- **PROBLEM TO SOLVE**:
Return the part of the passage on the SEC's national title hopes that begins at "But the SEC" and stops after "but probably wouldn’t.)", copied word for word.

- **SELECTED EXTRACT**:
╔══

While SEC homers fret about the unthinkable possibility that the Best League From Top To BottomTM could be denied its rightful place in the It’s-A-War Invitational BCS National Championship Game because — y’know — its top teams keep losing games, Stewart Mandel offers a much-needed reality check that will be promptly ignored by everyone who needs to hear it:
More plausible [than Auburn or LSU running the table] is the possibility that someone — Alabama, South Carolina, Auburn — will go into the SEC Championship Game with a chance to finish 12-1, which in almost any year would assure it a spot in the Even Bigger Game — and a shot at the league’s fifth straight national championship.
Which brings us to that second question: Does this year’s SEC deserve the benefit of the doubt?
Only the most staunch SEC apologist (and there are millions of them) would argue that the league isn’t “down” this year. In recent years one could legitimately argue that the conference’s eighth- or ninth-place team would finish third in a league like the Big Ten, but this year the SEC sports at least five legitimately mediocre-to-bad teams (Georgia, Kentucky, Tennessee, Vanderbilt and Ole Miss). The Pac-10, which has seven teams ranked in the top 40 of CollegeBCS.com’s simulated BCS standings, is a deeper league.
But the SEC does have five teams (Auburn, Alabama, LSU, South Carolina and Arkansas) ranked in the top 12 of the latest AP poll, and while some may slip a little, it’s a good bet all five will stay in or around the top 20 all year. Come December, voters won’t be analyzing “depth” — they’ll be drooling over the fact that whichever team hoists the trophy in Atlanta will have beaten five ranked teams.
If the Pac-10, Big Ten and Big 12 produce two undefeated champions between them, the SEC’s BCS reign will end. Undefeated TCU or Utah would likely get the nod, too. (Boise State should, but probably wouldn’t.)

╚══

- **RECORD EXTRACTS**:
╔══

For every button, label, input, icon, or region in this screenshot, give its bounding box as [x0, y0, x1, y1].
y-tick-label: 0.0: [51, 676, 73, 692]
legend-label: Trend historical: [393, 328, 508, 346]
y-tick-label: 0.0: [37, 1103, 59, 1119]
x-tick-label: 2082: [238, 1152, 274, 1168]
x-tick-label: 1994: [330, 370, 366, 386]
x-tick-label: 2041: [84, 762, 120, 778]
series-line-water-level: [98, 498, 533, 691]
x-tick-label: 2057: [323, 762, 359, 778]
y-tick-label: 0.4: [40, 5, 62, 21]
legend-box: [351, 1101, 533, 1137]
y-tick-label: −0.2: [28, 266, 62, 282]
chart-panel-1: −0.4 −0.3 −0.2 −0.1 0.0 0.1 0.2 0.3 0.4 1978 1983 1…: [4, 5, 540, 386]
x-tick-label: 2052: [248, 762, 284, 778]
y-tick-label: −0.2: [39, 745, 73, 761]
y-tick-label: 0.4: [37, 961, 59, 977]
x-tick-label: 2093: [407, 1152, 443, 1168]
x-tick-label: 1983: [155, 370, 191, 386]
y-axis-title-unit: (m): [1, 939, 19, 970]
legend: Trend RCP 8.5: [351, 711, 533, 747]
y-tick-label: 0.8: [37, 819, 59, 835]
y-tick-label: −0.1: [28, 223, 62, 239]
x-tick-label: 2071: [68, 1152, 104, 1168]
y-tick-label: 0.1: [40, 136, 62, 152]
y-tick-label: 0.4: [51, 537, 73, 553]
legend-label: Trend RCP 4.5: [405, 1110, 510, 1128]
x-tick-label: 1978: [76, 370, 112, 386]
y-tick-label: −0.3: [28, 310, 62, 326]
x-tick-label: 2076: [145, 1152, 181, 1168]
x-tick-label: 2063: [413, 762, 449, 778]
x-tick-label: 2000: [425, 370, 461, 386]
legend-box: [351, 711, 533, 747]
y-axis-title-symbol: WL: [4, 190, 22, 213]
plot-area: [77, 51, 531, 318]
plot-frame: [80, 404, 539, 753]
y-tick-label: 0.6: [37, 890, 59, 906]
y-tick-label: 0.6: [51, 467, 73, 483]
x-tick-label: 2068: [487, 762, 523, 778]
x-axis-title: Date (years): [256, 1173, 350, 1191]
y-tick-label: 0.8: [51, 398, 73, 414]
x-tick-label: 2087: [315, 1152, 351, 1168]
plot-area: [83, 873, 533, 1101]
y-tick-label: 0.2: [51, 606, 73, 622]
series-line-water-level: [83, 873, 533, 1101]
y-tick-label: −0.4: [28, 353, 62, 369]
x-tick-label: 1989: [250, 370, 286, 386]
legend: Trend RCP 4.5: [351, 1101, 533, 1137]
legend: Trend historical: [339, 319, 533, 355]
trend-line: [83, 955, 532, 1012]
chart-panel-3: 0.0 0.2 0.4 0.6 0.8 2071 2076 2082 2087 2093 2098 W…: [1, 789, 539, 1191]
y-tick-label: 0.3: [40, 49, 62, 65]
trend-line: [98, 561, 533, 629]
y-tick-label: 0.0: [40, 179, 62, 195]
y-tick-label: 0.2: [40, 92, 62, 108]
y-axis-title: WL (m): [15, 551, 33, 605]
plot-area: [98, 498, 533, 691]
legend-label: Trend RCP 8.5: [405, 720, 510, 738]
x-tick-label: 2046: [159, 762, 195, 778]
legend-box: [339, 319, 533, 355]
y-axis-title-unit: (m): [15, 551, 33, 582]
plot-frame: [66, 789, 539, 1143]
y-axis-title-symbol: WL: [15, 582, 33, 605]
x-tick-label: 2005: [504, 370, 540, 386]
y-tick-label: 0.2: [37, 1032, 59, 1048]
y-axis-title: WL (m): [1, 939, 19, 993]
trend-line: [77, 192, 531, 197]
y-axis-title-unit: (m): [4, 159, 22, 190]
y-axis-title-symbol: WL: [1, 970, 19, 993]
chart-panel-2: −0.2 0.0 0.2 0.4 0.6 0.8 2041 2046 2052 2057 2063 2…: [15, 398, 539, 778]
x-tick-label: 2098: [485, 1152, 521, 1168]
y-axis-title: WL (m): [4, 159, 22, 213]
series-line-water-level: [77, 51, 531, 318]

╚══

- **RESPONSE TO THE TASK**:
But the SEC does have five teams (Auburn, Alabama, LSU, South Carolina and Arkansas) ranked in the top 12 of the latest AP poll, and while some may slip a little, it’s a good bet all five will stay in or around the top 20 all year. Come December, voters won’t be analyzing “depth” — they’ll be drooling over the fact that whichever team hoists the trophy in Atlanta will have beaten five ranked teams.
If the Pac-10, Big Ten and Big 12 produce two undefeated champions between them, the SEC’s BCS reign will end. Undefeated TCU or Utah would likely get the nod, too. (Boise State should, but probably wouldn’t.)